§ RECORDS SUPPLIED
## Start

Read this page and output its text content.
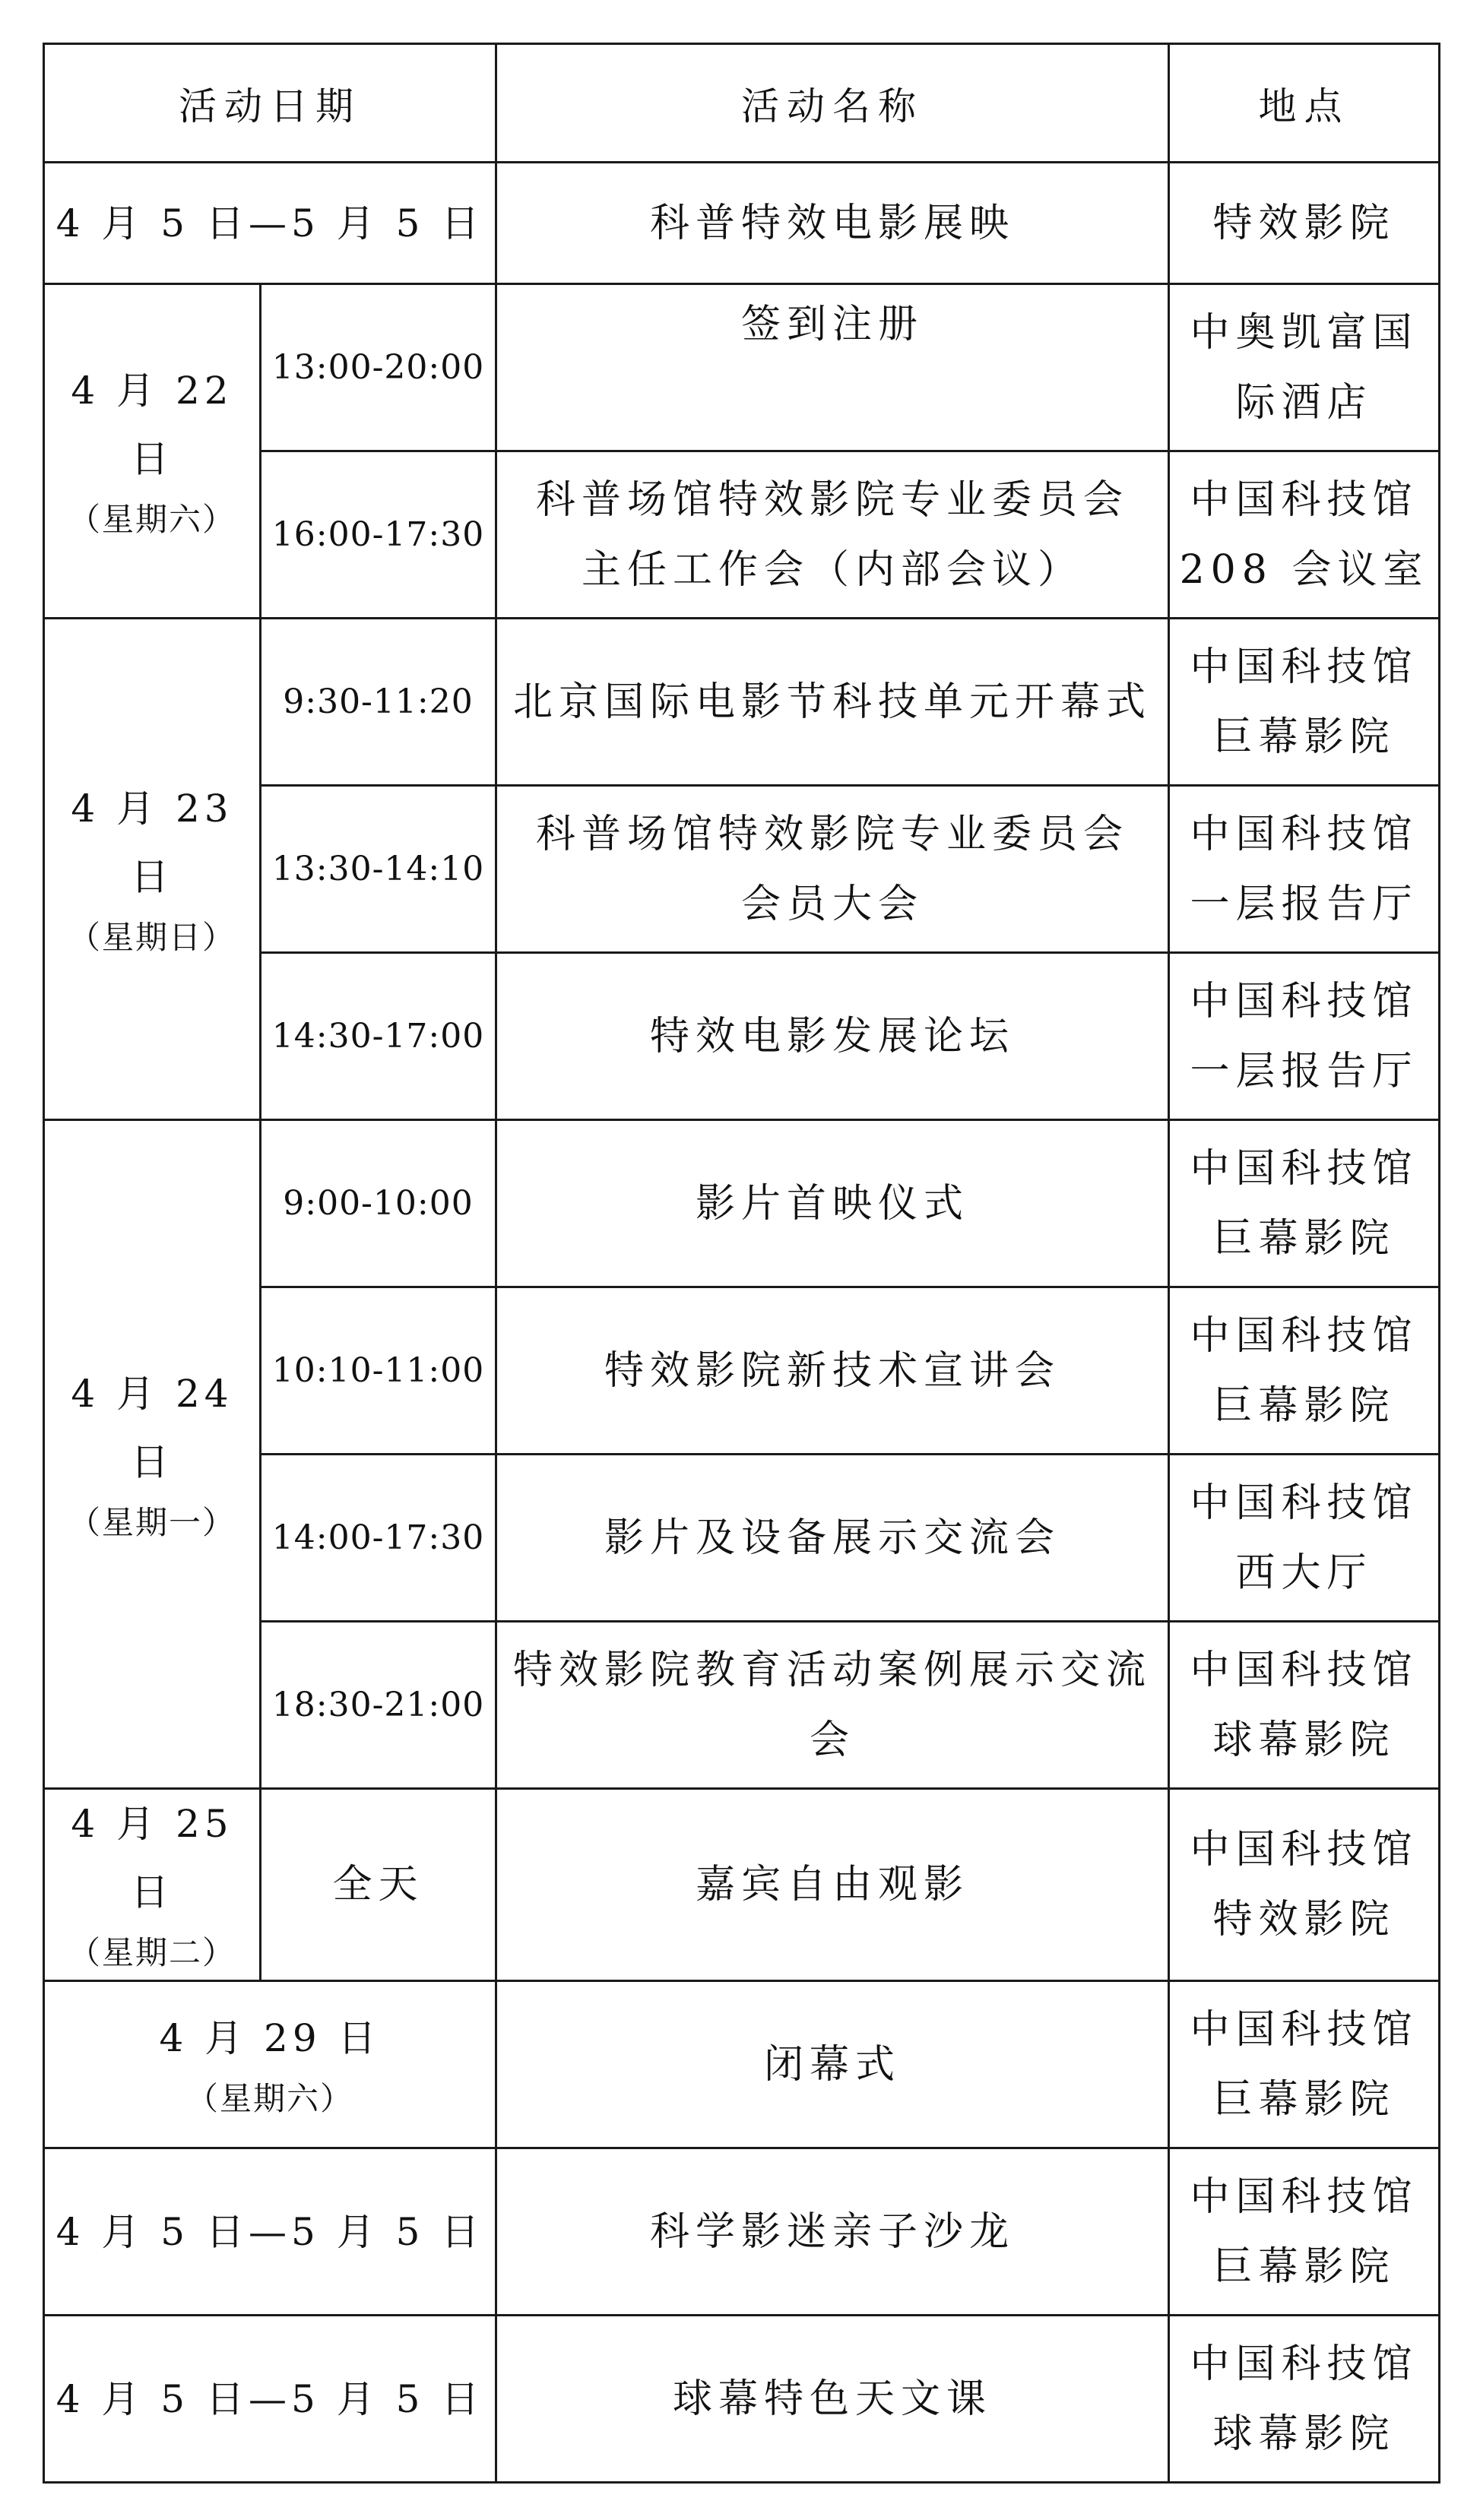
活动日期		活动名称	地点
4 月 5 日—5 月 5 日		科普特效电影展映	特效影院

4 月 22 日
（星期六）	13:00-20:00	签到注册	中奥凯富国
际酒店

	16:00-17:30	科普场馆特效影院专业委员会
主任工作会（内部会议）	中国科技馆
208 会议室

4 月 23 日
（星期日）	9:30-11:20	北京国际电影节科技单元开幕式	中国科技馆
巨幕影院

	13:30-14:10	科普场馆特效影院专业委员会
会员大会	中国科技馆
一层报告厅

	14:30-17:00	特效电影发展论坛	中国科技馆
一层报告厅

4 月 24 日
（星期一）	9:00-10:00	影片首映仪式	中国科技馆
巨幕影院

	10:10-11:00	特效影院新技术宣讲会	中国科技馆
巨幕影院

	14:00-17:30	影片及设备展示交流会	中国科技馆
西大厅

	18:30-21:00	特效影院教育活动案例展示交流
会	中国科技馆
球幕影院

4 月 25 日
（星期二）	全天	嘉宾自由观影	中国科技馆
特效影院

4 月 29 日
（星期六）		闭幕式	中国科技馆
巨幕影院

4 月 5 日—5 月 5 日		科学影迷亲子沙龙	中国科技馆
巨幕影院

4 月 5 日—5 月 5 日		球幕特色天文课	中国科技馆
球幕影院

## End

§ TASK INSTRUCTIONS
All records must be output exactly as they are, except for the pictures, which are left out.

§ FINISHED EXERCISE
Read this page and output its text content.
活动日期		活动名称	地点
4 月 5 日—5 月 5 日		科普特效电影展映	特效影院

4 月 22 日
（星期六）	13:00-20:00	签到注册	中奥凯富国
际酒店

	16:00-17:30	科普场馆特效影院专业委员会
主任工作会（内部会议）	中国科技馆
208 会议室

4 月 23 日
（星期日）	9:30-11:20	北京国际电影节科技单元开幕式	中国科技馆
巨幕影院

	13:30-14:10	科普场馆特效影院专业委员会
会员大会	中国科技馆
一层报告厅

	14:30-17:00	特效电影发展论坛	中国科技馆
一层报告厅

4 月 24 日
（星期一）	9:00-10:00	影片首映仪式	中国科技馆
巨幕影院

	10:10-11:00	特效影院新技术宣讲会	中国科技馆
巨幕影院

	14:00-17:30	影片及设备展示交流会	中国科技馆
西大厅

	18:30-21:00	特效影院教育活动案例展示交流
会	中国科技馆
球幕影院

4 月 25 日
（星期二）	全天	嘉宾自由观影	中国科技馆
特效影院

4 月 29 日
（星期六）		闭幕式	中国科技馆
巨幕影院

4 月 5 日—5 月 5 日		科学影迷亲子沙龙	中国科技馆
巨幕影院

4 月 5 日—5 月 5 日		球幕特色天文课	中国科技馆
球幕影院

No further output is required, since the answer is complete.